>> start
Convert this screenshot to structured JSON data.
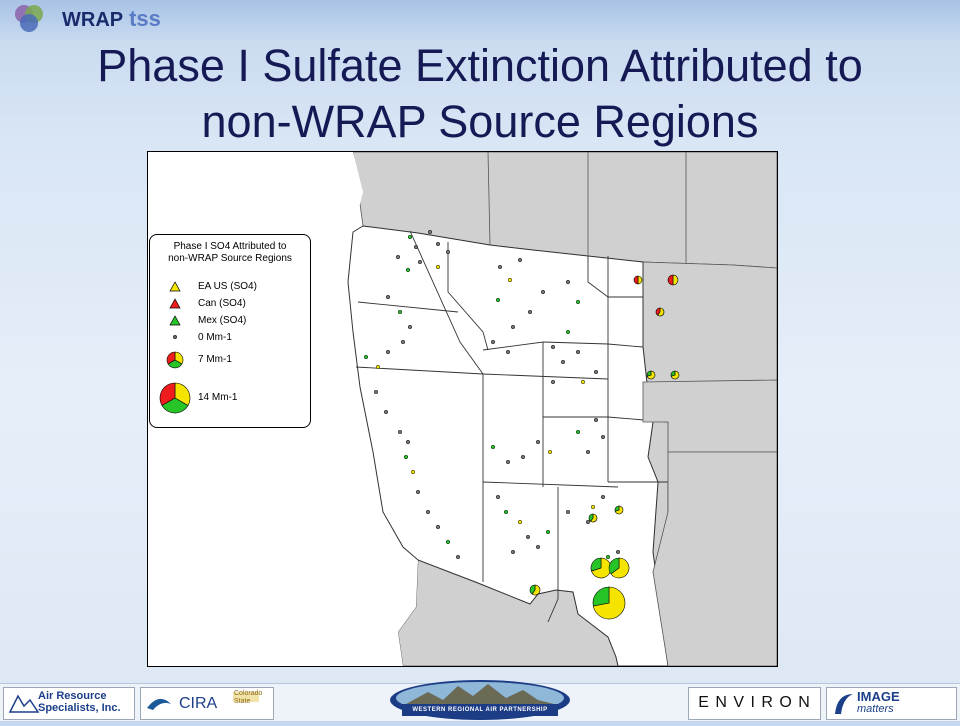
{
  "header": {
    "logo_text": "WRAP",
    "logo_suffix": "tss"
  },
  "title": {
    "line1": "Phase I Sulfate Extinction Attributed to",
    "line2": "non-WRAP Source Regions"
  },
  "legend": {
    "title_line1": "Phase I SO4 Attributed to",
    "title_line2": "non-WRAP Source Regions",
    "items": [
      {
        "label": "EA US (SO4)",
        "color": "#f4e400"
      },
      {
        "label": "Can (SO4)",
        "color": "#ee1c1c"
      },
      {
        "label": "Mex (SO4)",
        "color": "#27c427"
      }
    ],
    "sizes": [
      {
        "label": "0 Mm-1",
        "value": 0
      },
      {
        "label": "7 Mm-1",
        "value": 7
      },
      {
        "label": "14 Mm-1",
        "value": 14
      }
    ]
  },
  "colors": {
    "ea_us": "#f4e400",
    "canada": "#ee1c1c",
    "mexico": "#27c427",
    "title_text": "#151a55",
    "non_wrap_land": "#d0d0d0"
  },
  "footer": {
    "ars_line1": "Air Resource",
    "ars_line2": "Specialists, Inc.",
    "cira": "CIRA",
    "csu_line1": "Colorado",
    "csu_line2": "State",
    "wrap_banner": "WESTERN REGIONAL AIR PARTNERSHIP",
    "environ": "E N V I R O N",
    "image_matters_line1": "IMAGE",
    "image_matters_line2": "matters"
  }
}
>> end
>> start
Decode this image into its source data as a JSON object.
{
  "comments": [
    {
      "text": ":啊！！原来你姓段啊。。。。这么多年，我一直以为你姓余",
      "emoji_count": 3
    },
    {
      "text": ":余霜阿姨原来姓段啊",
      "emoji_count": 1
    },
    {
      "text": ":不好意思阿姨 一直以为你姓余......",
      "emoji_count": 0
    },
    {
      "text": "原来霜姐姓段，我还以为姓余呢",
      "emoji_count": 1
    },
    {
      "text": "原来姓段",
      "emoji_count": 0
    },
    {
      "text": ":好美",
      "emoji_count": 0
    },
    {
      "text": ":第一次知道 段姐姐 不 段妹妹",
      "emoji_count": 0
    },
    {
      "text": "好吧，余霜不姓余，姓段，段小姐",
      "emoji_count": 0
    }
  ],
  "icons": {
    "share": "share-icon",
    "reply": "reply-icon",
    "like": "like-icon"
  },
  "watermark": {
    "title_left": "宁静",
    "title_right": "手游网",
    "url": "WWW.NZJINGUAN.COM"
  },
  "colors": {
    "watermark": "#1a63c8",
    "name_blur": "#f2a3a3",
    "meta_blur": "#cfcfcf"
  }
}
>> end
>> start
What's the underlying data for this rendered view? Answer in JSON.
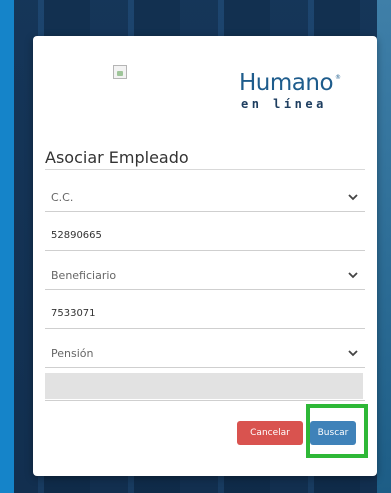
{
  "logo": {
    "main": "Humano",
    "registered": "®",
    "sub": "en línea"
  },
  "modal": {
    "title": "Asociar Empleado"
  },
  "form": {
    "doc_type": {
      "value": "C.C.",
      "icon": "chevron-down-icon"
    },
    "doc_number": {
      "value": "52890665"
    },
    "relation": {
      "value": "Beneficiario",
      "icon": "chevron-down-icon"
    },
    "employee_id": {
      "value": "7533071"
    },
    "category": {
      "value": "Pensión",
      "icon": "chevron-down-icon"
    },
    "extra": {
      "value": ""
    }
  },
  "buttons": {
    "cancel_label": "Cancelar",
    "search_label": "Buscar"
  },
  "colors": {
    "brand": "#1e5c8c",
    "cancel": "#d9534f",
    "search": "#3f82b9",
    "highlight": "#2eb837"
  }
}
>> end
## TASK TO COMPLETE
For each line of the entries that includes "value", show that line.

## SOLUTION FOR THIS PROBLEM
        "value": 0
        "value": 7
        "value": 14
      "value": "C.C.",
      "value": "52890665"
      "value": "Beneficiario",
      "value": "7533071"
      "value": "Pensión",
      "value": ""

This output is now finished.